#### [Text section]
▼

Interesting to note:
(S) Elsa currently makes no provisions for automatically beaconing or
exfiltrating collected data off of the target machine. Therefore the
operator must extract the Elsa log file from the target machine
through other means.
Otherwise, the same way you would check anything else:
Compare known checksums of the variants of the malware against all files on the hard drive. CIA could potentially use some kind of crypter or other obfuscation of this malware - but they also may not have since the population of targets was probably very low.
Use Autoruns from Microsoft's TechNet site on another computer to examine an offline image/disk of a suspected infected system. ELSA does not appear to be very advanced, so its persistence across reboots relies on very visible techniques like startup tasks/boot time loading of modules.
a. Use known good checksums/digital signatures while examining any items launching alongside the OS.
b. Validate that only programs and drivers from known publishers, whose digital signatures are intact, are loading. If an unsigned file is loaded by a signed file, this is a big and often non-obvious attack surface. Compare the unsigned file against the version published by the manufacturer.
Monitor network traffic of a system for connections to Google's Location Services while no other applications are generating traffic. Since ELSA uses these 3rd party geolocation APIs to generate its logging, it will likely connect to these services at certain intervals. You can probably fully disable the use of these services in your browsers' settings and use the browser normally while watching for these connections, in case ELSA tries to only obtain this information while there is some sort of other traffic being generated by the host.

▲

Collected data
▼

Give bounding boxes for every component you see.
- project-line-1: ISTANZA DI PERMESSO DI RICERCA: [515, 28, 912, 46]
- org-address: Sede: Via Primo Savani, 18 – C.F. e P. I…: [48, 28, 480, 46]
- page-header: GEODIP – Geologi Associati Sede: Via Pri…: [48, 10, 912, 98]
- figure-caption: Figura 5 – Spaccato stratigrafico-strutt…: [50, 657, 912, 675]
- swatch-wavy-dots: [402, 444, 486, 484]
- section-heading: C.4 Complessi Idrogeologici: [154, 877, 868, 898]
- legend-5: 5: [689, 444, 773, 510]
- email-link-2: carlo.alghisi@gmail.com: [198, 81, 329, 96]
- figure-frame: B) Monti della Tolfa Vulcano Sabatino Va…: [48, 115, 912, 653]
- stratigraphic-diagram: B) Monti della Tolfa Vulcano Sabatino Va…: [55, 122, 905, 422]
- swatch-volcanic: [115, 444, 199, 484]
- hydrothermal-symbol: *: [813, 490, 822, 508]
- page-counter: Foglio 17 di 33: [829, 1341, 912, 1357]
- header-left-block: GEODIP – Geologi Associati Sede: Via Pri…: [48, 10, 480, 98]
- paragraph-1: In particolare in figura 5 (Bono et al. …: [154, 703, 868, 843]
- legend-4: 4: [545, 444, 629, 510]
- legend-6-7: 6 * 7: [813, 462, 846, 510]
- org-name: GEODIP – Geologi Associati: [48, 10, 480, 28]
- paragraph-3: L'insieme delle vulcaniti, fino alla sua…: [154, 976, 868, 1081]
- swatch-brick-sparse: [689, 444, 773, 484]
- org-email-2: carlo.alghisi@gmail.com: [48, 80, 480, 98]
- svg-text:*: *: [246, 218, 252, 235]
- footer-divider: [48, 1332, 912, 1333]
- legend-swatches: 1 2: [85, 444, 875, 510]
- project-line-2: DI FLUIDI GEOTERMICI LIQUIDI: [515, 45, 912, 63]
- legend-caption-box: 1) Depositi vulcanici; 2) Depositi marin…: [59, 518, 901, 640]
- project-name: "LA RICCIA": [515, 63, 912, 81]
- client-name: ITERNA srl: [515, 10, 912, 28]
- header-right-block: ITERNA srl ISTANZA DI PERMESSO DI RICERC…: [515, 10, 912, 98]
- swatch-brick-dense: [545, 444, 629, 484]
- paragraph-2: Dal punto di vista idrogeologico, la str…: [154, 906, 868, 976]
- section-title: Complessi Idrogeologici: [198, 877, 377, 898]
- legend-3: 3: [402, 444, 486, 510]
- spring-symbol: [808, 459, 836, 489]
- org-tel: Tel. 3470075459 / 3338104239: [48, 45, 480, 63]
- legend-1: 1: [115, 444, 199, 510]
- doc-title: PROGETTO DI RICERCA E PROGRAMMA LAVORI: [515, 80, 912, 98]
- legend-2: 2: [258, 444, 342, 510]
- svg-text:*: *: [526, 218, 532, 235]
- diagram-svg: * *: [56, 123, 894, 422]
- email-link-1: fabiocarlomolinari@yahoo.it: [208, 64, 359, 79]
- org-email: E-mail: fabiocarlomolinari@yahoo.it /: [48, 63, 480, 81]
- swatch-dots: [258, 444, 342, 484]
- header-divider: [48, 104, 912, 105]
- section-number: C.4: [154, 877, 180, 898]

▲

#### [What to work on]
a - Repeat, word for word, the part of the ELSA detection notes starting at "Otherwise, the same" and ending at "alongside the OS.".
b - According to the ELSA detection notes, what tool should be used on another computer to examine an offline image or disk of a suspected infected system?
c - For each statement, decide whether the ELSA detection notes agree, answering yes or no and quoting the deciding words: (i) ELSA automatically beacons collected data off the target machine. (ii) ELSA uses third-party geolocation APIs to generate its logging. (iii) ELSA is described as very advanced.
The records have no connection to the text on detecting ELSA.

#### [Solution set]
a -
Otherwise, the same way you would check anything else:
Compare known checksums of the variants of the malware against all files on the hard drive. CIA could potentially use some kind of crypter or other obfuscation of this malware - but they also may not have since the population of targets was probably very low.
Use Autoruns from Microsoft's TechNet site on another computer to examine an offline image/disk of a suspected infected system. ELSA does not appear to be very advanced, so its persistence across reboots relies on very visible techniques like startup tasks/boot time loading of modules.
a. Use known good checksums/digital signatures while examining any items launching alongside the OS.

b - Autoruns from Microsoft's TechNet site.

c -
(i) No: "Elsa currently makes no provisions for automatically beaconing or exfiltrating collected data off of the target machine."
(ii) Yes: "ELSA uses these 3rd party geolocation APIs to generate its logging"
(iii) No: "ELSA does not appear to be very advanced"